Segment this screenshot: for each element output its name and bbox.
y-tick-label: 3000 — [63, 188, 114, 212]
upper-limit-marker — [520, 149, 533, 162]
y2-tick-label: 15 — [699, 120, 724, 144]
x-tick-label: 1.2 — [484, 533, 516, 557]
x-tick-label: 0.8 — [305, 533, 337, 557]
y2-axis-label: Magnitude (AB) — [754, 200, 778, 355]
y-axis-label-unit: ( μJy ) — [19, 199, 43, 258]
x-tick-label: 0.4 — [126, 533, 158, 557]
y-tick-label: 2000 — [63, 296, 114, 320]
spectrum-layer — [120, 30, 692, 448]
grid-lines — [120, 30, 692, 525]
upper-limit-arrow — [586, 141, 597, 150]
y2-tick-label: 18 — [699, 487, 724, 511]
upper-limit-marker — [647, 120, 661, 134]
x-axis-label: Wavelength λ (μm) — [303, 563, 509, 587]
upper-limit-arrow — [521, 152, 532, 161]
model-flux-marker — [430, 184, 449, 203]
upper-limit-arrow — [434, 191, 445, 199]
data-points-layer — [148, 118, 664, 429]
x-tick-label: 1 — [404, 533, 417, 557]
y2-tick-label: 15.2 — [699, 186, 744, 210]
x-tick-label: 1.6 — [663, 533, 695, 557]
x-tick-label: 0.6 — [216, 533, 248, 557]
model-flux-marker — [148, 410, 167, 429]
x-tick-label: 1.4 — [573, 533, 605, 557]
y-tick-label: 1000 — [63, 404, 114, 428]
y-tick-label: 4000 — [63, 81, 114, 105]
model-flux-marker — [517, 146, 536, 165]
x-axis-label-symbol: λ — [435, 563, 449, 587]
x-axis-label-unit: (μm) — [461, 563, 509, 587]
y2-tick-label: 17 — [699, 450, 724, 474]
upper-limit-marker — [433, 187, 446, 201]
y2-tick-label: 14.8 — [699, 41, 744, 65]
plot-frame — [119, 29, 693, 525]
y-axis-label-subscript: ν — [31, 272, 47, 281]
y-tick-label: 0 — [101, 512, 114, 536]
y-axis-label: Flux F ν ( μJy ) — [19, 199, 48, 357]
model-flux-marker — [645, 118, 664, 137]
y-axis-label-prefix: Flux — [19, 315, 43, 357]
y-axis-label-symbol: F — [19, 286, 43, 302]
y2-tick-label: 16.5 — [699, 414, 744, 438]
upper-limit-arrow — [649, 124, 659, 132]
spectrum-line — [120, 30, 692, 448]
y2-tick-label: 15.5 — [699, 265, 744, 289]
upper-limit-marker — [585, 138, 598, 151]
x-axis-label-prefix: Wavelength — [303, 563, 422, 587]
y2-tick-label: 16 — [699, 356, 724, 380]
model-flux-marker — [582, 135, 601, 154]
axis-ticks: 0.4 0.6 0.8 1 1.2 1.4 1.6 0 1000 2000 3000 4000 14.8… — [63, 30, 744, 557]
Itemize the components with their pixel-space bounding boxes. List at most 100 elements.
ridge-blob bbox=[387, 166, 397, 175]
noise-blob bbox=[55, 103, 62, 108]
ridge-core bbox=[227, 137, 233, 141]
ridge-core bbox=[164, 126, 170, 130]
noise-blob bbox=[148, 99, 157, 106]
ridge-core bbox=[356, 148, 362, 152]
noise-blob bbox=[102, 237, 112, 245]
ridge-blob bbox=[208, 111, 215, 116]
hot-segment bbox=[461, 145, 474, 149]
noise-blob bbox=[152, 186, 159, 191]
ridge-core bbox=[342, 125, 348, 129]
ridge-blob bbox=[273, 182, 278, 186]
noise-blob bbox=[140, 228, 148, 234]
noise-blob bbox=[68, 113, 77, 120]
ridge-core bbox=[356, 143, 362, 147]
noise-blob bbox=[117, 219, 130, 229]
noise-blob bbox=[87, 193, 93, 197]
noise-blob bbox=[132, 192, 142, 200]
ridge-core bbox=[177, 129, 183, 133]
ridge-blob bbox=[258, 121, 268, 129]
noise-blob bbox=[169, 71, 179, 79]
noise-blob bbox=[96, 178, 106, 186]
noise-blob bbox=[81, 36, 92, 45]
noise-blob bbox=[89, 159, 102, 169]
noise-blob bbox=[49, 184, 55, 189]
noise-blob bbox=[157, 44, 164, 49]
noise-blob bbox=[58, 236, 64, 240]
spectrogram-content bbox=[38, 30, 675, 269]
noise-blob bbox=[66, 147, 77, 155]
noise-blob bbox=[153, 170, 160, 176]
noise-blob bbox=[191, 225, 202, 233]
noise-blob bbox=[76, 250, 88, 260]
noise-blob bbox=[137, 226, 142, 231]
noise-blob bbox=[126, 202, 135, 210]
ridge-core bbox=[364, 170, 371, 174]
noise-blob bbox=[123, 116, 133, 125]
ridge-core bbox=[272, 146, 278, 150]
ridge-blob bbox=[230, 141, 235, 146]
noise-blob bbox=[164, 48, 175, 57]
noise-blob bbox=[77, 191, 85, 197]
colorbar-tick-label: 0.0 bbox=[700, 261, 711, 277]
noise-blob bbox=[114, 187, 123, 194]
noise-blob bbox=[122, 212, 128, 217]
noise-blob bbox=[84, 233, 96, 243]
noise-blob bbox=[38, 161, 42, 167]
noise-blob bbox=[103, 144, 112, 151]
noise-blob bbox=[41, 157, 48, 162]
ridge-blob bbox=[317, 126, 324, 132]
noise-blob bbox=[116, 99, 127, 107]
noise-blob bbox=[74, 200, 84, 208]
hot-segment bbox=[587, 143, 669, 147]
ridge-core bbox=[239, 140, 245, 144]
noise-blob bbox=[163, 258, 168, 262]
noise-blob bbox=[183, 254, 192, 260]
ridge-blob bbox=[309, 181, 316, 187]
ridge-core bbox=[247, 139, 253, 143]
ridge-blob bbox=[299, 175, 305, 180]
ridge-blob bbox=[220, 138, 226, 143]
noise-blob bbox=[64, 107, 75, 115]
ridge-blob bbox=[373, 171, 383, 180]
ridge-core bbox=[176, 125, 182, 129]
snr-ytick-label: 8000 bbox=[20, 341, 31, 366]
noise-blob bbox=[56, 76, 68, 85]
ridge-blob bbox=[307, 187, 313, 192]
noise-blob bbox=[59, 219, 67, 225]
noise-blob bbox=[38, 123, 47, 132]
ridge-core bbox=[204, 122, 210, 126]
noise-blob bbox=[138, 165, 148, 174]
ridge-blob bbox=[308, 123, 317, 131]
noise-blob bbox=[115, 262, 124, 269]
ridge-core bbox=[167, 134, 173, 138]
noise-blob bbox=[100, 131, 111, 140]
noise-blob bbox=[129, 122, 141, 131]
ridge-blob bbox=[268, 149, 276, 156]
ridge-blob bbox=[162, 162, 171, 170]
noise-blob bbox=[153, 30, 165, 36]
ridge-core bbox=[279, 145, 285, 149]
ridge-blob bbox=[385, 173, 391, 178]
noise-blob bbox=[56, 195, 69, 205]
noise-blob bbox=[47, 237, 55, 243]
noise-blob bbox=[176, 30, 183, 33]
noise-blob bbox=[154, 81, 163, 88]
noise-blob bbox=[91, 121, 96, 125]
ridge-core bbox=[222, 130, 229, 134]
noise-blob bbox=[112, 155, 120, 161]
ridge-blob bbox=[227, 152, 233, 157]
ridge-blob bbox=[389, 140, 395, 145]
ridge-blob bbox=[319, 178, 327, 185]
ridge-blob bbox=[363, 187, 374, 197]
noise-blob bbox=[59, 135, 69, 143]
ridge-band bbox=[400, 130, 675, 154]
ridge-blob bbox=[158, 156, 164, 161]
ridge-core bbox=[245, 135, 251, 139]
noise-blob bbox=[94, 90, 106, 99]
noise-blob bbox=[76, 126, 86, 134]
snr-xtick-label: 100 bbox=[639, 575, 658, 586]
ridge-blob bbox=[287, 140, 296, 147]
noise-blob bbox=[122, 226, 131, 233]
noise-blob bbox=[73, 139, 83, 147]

(Written exercise) Substitute "spectrum-band" for "spectrum-layer" in everything from the start of the material down through the line containing "y2-tick-label: 18 — [699, 487, 724, 511]", and write out those lines with nothing else changed.

(The answer)
Segment this screenshot: for each element output its name and bbox.
y-tick-label: 3000 — [63, 188, 114, 212]
upper-limit-marker — [520, 149, 533, 162]
y2-tick-label: 15 — [699, 120, 724, 144]
x-tick-label: 1.2 — [484, 533, 516, 557]
x-tick-label: 0.8 — [305, 533, 337, 557]
y2-axis-label: Magnitude (AB) — [754, 200, 778, 355]
y-axis-label-unit: ( μJy ) — [19, 199, 43, 258]
x-tick-label: 0.4 — [126, 533, 158, 557]
y-tick-label: 2000 — [63, 296, 114, 320]
spectrum-band — [120, 30, 692, 448]
grid-lines — [120, 30, 692, 525]
upper-limit-arrow — [586, 141, 597, 150]
y2-tick-label: 18 — [699, 487, 724, 511]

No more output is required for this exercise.